*Direction*. Quote the data below in full, please, without altering anything.

[Dataset items]
◇ ◇ ◇ ◇

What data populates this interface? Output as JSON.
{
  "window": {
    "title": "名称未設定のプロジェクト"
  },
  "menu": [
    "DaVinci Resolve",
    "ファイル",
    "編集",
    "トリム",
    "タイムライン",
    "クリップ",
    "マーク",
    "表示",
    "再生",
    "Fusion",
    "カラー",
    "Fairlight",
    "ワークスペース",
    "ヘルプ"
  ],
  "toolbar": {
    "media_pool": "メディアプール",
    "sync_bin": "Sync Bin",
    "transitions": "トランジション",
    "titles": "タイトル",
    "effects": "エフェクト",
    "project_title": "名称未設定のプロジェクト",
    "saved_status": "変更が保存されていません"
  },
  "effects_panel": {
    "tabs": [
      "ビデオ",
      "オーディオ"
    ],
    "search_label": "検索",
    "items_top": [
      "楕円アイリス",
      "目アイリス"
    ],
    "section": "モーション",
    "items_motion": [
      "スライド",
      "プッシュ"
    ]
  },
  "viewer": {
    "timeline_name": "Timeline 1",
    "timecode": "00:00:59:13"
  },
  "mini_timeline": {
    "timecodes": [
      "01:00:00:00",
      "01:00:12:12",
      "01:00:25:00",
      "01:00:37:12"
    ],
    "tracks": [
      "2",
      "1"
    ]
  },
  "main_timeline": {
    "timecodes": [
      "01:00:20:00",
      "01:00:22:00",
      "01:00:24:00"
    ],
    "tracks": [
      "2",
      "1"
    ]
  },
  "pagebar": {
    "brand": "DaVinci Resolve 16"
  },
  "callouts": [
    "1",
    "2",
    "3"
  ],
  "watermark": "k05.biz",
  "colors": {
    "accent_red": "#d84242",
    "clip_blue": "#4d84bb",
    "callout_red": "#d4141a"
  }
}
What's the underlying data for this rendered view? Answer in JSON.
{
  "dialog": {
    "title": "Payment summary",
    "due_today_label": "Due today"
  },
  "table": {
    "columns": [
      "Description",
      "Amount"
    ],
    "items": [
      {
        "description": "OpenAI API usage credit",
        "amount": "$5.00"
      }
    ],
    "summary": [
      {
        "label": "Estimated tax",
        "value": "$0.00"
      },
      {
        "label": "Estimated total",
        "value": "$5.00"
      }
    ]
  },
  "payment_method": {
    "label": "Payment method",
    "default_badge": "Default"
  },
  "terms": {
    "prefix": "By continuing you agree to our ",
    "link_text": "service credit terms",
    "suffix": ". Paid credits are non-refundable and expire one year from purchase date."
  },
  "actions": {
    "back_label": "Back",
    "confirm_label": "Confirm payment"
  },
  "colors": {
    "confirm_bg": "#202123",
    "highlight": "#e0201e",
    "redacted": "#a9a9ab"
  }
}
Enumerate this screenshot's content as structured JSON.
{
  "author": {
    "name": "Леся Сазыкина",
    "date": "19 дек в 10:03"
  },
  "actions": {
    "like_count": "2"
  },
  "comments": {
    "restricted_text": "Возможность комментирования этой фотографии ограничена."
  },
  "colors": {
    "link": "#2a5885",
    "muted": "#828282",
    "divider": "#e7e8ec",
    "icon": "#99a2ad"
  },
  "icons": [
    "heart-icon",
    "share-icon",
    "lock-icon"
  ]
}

◇ ◇ ◇ ◇

*Solution below*.
What data populates this interface? Output as JSON.
{
  "window": {
    "title": "名称未設定のプロジェクト"
  },
  "menu": [
    "DaVinci Resolve",
    "ファイル",
    "編集",
    "トリム",
    "タイムライン",
    "クリップ",
    "マーク",
    "表示",
    "再生",
    "Fusion",
    "カラー",
    "Fairlight",
    "ワークスペース",
    "ヘルプ"
  ],
  "toolbar": {
    "media_pool": "メディアプール",
    "sync_bin": "Sync Bin",
    "transitions": "トランジション",
    "titles": "タイトル",
    "effects": "エフェクト",
    "project_title": "名称未設定のプロジェクト",
    "saved_status": "変更が保存されていません"
  },
  "effects_panel": {
    "tabs": [
      "ビデオ",
      "オーディオ"
    ],
    "search_label": "検索",
    "items_top": [
      "楕円アイリス",
      "目アイリス"
    ],
    "section": "モーション",
    "items_motion": [
      "スライド",
      "プッシュ"
    ]
  },
  "viewer": {
    "timeline_name": "Timeline 1",
    "timecode": "00:00:59:13"
  },
  "mini_timeline": {
    "timecodes": [
      "01:00:00:00",
      "01:00:12:12",
      "01:00:25:00",
      "01:00:37:12"
    ],
    "tracks": [
      "2",
      "1"
    ]
  },
  "main_timeline": {
    "timecodes": [
      "01:00:20:00",
      "01:00:22:00",
      "01:00:24:00"
    ],
    "tracks": [
      "2",
      "1"
    ]
  },
  "pagebar": {
    "brand": "DaVinci Resolve 16"
  },
  "callouts": [
    "1",
    "2",
    "3"
  ],
  "watermark": "k05.biz",
  "colors": {
    "accent_red": "#d84242",
    "clip_blue": "#4d84bb",
    "callout_red": "#d4141a"
  }
}
What's the underlying data for this rendered view? Answer in JSON.
{
  "dialog": {
    "title": "Payment summary",
    "due_today_label": "Due today"
  },
  "table": {
    "columns": [
      "Description",
      "Amount"
    ],
    "items": [
      {
        "description": "OpenAI API usage credit",
        "amount": "$5.00"
      }
    ],
    "summary": [
      {
        "label": "Estimated tax",
        "value": "$0.00"
      },
      {
        "label": "Estimated total",
        "value": "$5.00"
      }
    ]
  },
  "payment_method": {
    "label": "Payment method",
    "default_badge": "Default"
  },
  "terms": {
    "prefix": "By continuing you agree to our ",
    "link_text": "service credit terms",
    "suffix": ". Paid credits are non-refundable and expire one year from purchase date."
  },
  "actions": {
    "back_label": "Back",
    "confirm_label": "Confirm payment"
  },
  "colors": {
    "confirm_bg": "#202123",
    "highlight": "#e0201e",
    "redacted": "#a9a9ab"
  }
}
Enumerate this screenshot's content as structured JSON.
{
  "author": {
    "name": "Леся Сазыкина",
    "date": "19 дек в 10:03"
  },
  "actions": {
    "like_count": "2"
  },
  "comments": {
    "restricted_text": "Возможность комментирования этой фотографии ограничена."
  },
  "colors": {
    "link": "#2a5885",
    "muted": "#828282",
    "divider": "#e7e8ec",
    "icon": "#99a2ad"
  },
  "icons": [
    "heart-icon",
    "share-icon",
    "lock-icon"
  ]
}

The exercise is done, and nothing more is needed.